*EXERCISE DATA:*
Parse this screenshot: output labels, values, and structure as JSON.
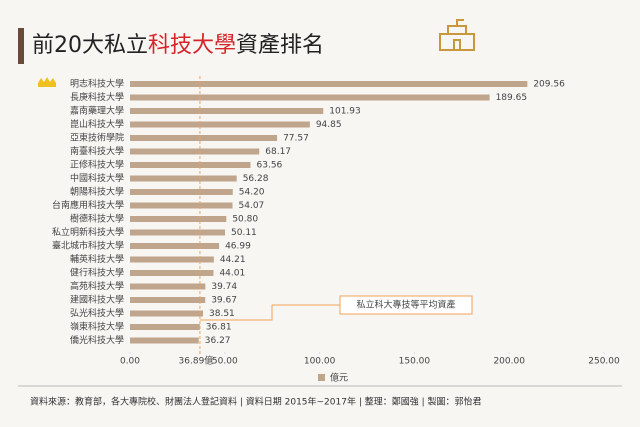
{
  "chart_data": {
    "type": "hbar",
    "title_parts": [
      "前20大私立",
      "科技大學",
      "資產排名"
    ],
    "categories": [
      "明志科技大學",
      "長庚科技大學",
      "嘉南藥理大學",
      "崑山科技大學",
      "亞東技術學院",
      "南臺科技大學",
      "正修科技大學",
      "中國科技大學",
      "朝陽科技大學",
      "台南應用科技大學",
      "樹德科技大學",
      "私立明新科技大學",
      "臺北城市科技大學",
      "輔英科技大學",
      "健行科技大學",
      "高苑科技大學",
      "建國科技大學",
      "弘光科技大學",
      "嶺東科技大學",
      "僑光科技大學"
    ],
    "series": [
      {
        "name": "億元",
        "color": "#bfa58c",
        "values": [
          209.56,
          189.65,
          101.93,
          94.85,
          77.57,
          68.17,
          63.56,
          56.28,
          54.2,
          54.07,
          50.8,
          50.11,
          46.99,
          44.21,
          44.01,
          39.74,
          39.67,
          38.51,
          36.81,
          36.27
        ],
        "value_labels": [
          "209.56",
          "189.65",
          "101.93",
          "94.85",
          "77.57",
          "68.17",
          "63.56",
          "56.28",
          "54.20",
          "54.07",
          "50.80",
          "50.11",
          "46.99",
          "44.21",
          "44.01",
          "39.74",
          "39.67",
          "38.51",
          "36.81",
          "36.27"
        ]
      }
    ],
    "xlim": [
      0,
      250
    ],
    "xticks": [
      {
        "value": 0,
        "label": "0.00"
      },
      {
        "value": 50,
        "label": "50.00"
      },
      {
        "value": 100,
        "label": "100.00"
      },
      {
        "value": 150,
        "label": "150.00"
      },
      {
        "value": 200,
        "label": "200.00"
      },
      {
        "value": 250,
        "label": "250.00"
      }
    ],
    "average": {
      "value": 36.89,
      "label": "36.89億",
      "annotation": "私立科大專技等平均資產",
      "color": "#f0a35a"
    },
    "source": "資料來源：教育部，各大專院校、財團法人登記資料 | 資料日期 2015年~2017年 | 整理：鄭國強 | 製圖：郭怡君"
  }
}
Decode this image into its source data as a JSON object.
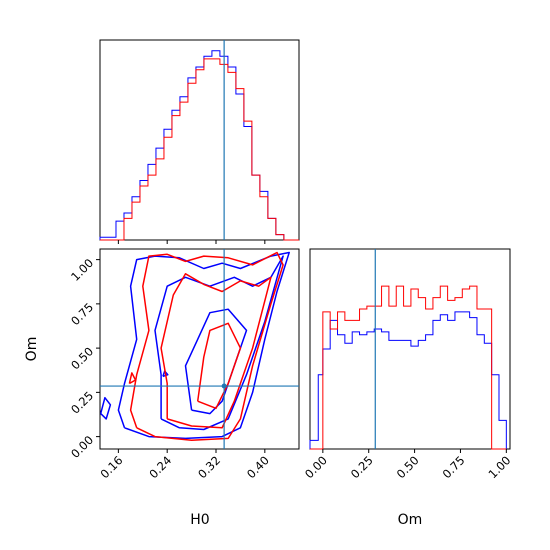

*DIRECTIONS FOR THIS TASK:*
Images should not appear in the copy; retype the listing above exactly.

*CORRECT ANSWER:*
Parse this screenshot: output labels, values, and structure as JSON.
{
  "chart_data": {
    "type": "hbar",
    "title_parts": [
      "前20大私立",
      "科技大學",
      "資產排名"
    ],
    "categories": [
      "明志科技大學",
      "長庚科技大學",
      "嘉南藥理大學",
      "崑山科技大學",
      "亞東技術學院",
      "南臺科技大學",
      "正修科技大學",
      "中國科技大學",
      "朝陽科技大學",
      "台南應用科技大學",
      "樹德科技大學",
      "私立明新科技大學",
      "臺北城市科技大學",
      "輔英科技大學",
      "健行科技大學",
      "高苑科技大學",
      "建國科技大學",
      "弘光科技大學",
      "嶺東科技大學",
      "僑光科技大學"
    ],
    "series": [
      {
        "name": "億元",
        "color": "#bfa58c",
        "values": [
          209.56,
          189.65,
          101.93,
          94.85,
          77.57,
          68.17,
          63.56,
          56.28,
          54.2,
          54.07,
          50.8,
          50.11,
          46.99,
          44.21,
          44.01,
          39.74,
          39.67,
          38.51,
          36.81,
          36.27
        ],
        "value_labels": [
          "209.56",
          "189.65",
          "101.93",
          "94.85",
          "77.57",
          "68.17",
          "63.56",
          "56.28",
          "54.20",
          "54.07",
          "50.80",
          "50.11",
          "46.99",
          "44.21",
          "44.01",
          "39.74",
          "39.67",
          "38.51",
          "36.81",
          "36.27"
        ]
      }
    ],
    "xlim": [
      0,
      250
    ],
    "xticks": [
      {
        "value": 0,
        "label": "0.00"
      },
      {
        "value": 50,
        "label": "50.00"
      },
      {
        "value": 100,
        "label": "100.00"
      },
      {
        "value": 150,
        "label": "150.00"
      },
      {
        "value": 200,
        "label": "200.00"
      },
      {
        "value": 250,
        "label": "250.00"
      }
    ],
    "average": {
      "value": 36.89,
      "label": "36.89億",
      "annotation": "私立科大專技等平均資產",
      "color": "#f0a35a"
    },
    "source": "資料來源：教育部，各大專院校、財團法人登記資料 | 資料日期 2015年~2017年 | 整理：鄭國強 | 製圖：郭怡君"
  }
}
Decode this image into its source data as a JSON object.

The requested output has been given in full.